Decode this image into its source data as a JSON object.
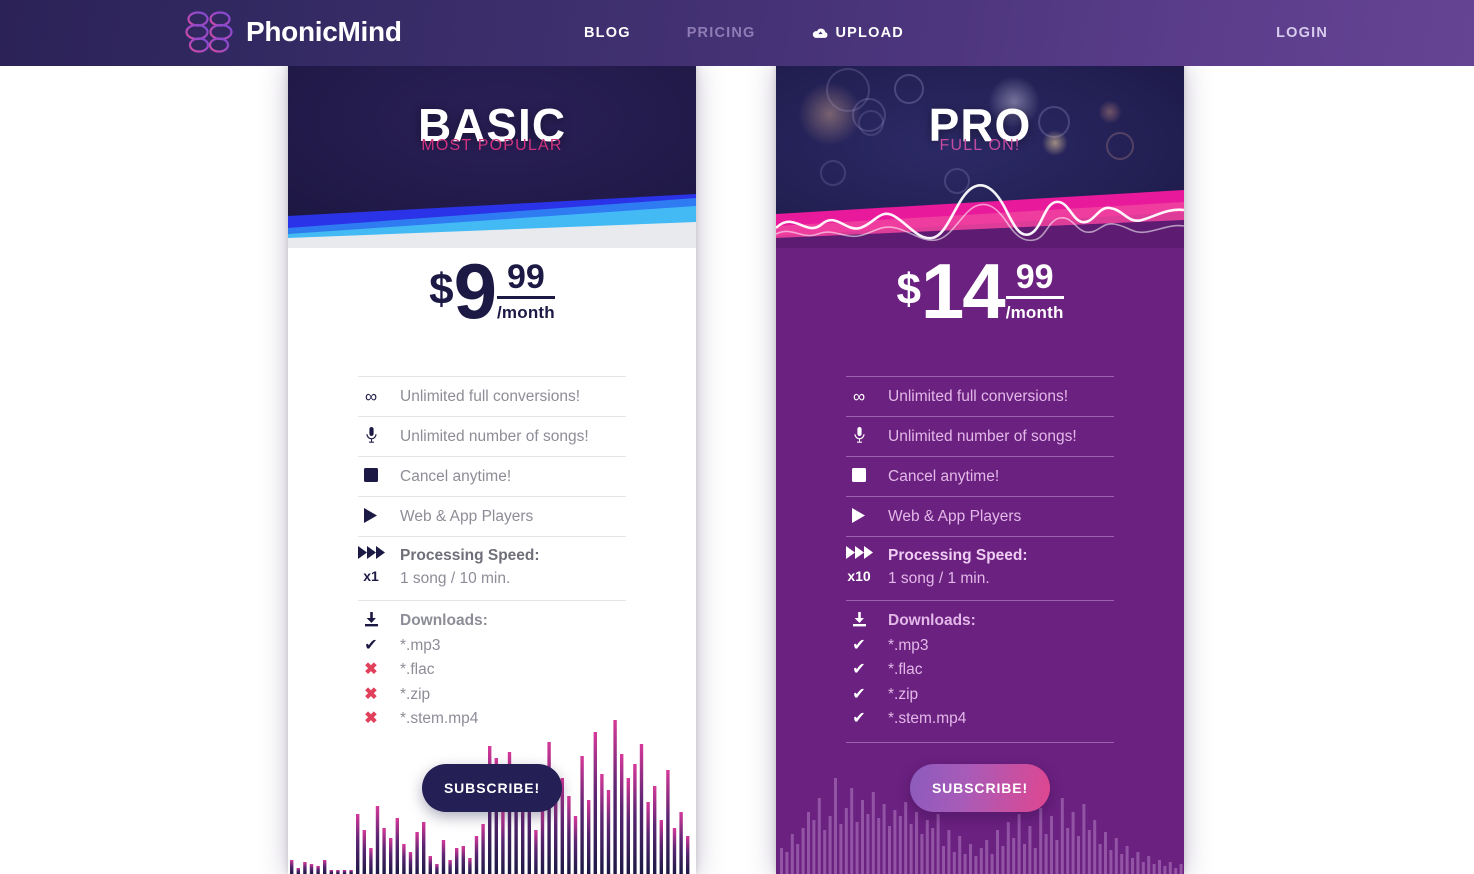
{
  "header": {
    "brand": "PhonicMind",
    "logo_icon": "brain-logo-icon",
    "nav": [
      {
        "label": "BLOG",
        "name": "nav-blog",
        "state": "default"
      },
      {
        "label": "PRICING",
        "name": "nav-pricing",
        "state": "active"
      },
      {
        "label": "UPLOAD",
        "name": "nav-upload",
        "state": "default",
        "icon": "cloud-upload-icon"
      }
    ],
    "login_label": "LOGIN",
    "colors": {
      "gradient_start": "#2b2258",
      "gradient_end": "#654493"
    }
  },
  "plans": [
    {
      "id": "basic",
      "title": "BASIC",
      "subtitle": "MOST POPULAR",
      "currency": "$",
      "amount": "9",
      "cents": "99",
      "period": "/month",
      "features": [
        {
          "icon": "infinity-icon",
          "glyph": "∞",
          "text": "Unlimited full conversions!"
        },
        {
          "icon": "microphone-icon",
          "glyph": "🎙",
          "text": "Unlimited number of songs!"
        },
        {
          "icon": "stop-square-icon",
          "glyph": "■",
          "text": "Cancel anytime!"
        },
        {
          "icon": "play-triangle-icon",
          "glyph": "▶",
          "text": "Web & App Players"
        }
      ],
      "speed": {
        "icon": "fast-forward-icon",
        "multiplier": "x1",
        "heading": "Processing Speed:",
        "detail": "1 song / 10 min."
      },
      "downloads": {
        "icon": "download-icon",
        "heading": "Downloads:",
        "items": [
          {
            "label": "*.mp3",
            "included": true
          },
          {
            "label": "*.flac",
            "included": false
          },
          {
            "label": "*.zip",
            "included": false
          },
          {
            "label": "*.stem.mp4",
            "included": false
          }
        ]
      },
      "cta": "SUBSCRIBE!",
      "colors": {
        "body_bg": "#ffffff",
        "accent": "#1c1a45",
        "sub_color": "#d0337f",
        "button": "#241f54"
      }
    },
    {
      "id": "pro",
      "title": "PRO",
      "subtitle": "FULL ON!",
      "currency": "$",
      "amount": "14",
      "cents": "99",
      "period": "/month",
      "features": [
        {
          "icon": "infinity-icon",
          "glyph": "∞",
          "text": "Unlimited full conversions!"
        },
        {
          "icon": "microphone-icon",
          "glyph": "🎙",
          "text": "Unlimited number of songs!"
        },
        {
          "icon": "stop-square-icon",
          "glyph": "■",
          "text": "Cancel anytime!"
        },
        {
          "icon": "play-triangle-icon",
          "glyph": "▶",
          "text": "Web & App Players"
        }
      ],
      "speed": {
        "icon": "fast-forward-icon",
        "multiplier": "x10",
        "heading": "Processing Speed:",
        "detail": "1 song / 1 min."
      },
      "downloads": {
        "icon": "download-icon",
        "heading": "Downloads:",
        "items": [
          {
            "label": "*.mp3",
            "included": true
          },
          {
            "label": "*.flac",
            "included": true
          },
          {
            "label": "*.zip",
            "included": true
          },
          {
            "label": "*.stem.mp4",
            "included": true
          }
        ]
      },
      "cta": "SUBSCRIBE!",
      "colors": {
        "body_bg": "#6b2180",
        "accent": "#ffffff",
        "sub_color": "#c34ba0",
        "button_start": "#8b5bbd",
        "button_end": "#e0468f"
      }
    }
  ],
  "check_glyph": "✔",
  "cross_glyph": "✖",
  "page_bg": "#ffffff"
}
* * *
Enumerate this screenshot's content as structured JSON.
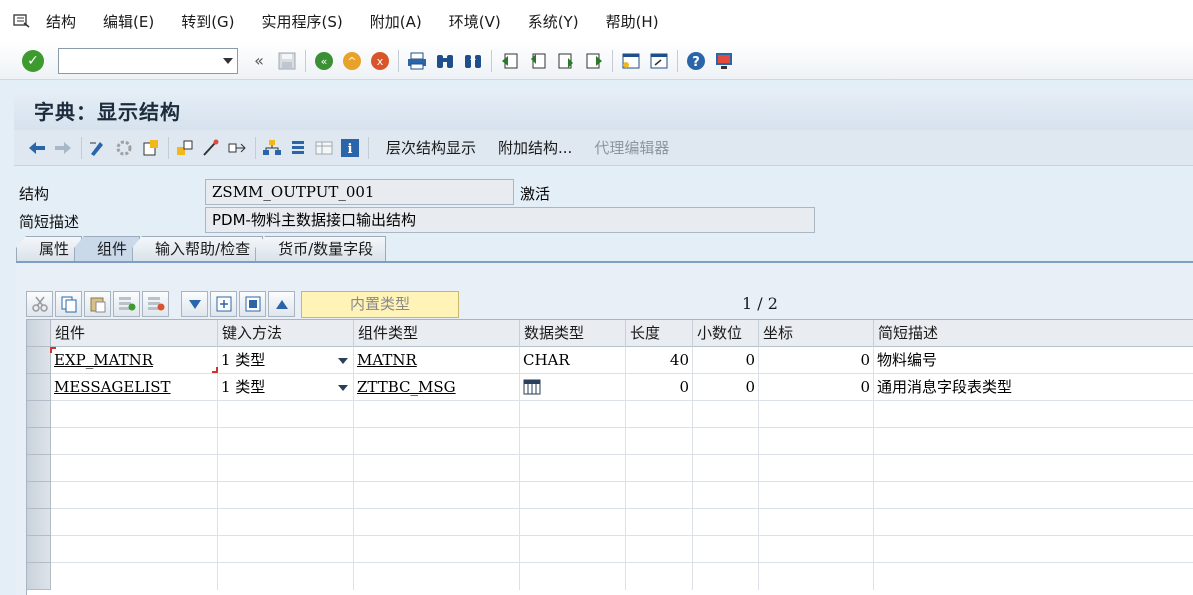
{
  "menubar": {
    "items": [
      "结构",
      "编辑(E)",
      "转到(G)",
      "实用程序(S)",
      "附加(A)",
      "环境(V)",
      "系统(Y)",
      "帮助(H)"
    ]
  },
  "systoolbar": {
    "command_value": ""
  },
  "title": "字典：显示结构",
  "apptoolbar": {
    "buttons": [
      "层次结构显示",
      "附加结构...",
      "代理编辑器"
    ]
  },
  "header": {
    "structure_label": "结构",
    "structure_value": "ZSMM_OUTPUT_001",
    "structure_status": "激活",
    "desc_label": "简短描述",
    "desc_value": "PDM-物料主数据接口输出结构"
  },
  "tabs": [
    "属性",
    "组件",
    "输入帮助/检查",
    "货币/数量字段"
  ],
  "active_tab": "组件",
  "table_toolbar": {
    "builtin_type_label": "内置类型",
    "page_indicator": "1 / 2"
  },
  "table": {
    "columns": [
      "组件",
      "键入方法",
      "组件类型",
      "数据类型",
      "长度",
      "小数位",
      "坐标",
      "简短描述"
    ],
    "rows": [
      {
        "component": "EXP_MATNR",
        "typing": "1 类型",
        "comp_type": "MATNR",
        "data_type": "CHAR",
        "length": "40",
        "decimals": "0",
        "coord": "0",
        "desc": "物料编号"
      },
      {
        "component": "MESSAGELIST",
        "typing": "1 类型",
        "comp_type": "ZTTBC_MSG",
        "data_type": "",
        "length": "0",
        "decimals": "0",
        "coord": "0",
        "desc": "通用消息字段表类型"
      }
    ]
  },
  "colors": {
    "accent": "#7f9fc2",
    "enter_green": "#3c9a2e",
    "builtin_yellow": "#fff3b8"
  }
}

Your goal:
Copy each line containing the word "name" from the data.

Full solution:
        "name": "nav-blog",
        "name": "nav-pricing",
        "name": "nav-upload",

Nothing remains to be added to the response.